- Problem -
Select all lines in the records that include "查看商品详情".

* * *

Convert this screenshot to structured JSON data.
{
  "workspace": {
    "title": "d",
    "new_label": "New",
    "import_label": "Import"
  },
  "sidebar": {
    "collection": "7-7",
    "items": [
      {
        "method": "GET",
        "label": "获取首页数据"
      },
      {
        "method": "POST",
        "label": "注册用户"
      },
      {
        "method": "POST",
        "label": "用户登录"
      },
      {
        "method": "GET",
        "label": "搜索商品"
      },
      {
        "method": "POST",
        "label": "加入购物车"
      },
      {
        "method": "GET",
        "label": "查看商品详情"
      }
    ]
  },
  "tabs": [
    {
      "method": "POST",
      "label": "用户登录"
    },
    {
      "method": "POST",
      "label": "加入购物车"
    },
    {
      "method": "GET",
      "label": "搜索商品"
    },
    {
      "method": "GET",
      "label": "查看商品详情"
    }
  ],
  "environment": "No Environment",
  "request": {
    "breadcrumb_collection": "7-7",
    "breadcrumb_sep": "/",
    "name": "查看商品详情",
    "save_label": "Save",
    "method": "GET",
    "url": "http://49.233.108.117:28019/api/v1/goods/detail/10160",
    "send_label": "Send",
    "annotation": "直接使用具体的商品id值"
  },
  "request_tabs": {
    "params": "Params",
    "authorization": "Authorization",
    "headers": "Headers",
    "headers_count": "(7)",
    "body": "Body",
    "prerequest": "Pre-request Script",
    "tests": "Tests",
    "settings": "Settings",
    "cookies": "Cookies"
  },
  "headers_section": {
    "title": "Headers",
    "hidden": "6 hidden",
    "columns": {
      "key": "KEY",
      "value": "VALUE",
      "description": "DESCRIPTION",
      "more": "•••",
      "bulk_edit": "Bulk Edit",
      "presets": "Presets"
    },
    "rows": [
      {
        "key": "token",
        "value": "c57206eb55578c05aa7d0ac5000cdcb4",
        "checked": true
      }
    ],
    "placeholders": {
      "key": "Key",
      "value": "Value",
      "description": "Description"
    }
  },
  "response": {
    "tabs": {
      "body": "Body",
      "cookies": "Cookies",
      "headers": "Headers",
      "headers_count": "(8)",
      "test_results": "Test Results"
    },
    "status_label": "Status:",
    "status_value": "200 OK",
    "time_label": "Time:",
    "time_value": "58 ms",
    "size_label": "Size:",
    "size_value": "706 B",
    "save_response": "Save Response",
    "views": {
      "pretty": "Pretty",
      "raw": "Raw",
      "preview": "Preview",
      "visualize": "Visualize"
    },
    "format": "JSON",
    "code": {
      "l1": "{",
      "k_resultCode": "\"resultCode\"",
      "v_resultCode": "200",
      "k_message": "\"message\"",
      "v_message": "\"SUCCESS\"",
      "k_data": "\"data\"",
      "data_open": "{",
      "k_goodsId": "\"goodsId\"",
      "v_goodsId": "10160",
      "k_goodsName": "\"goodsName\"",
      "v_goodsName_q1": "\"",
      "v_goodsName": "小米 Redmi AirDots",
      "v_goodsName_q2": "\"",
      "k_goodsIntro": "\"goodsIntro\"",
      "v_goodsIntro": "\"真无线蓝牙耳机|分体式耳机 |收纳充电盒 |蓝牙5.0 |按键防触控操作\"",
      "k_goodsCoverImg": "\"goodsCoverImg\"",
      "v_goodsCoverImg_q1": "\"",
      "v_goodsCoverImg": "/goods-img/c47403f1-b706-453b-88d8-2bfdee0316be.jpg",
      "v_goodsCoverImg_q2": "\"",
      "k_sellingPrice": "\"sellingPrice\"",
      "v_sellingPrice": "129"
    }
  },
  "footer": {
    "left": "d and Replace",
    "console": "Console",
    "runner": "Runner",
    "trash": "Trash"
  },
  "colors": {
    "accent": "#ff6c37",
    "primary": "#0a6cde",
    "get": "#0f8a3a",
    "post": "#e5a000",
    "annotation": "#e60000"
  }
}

* * *

- Response to this task -
        "label": "查看商品详情"
      "label": "查看商品详情"
    "name": "查看商品详情",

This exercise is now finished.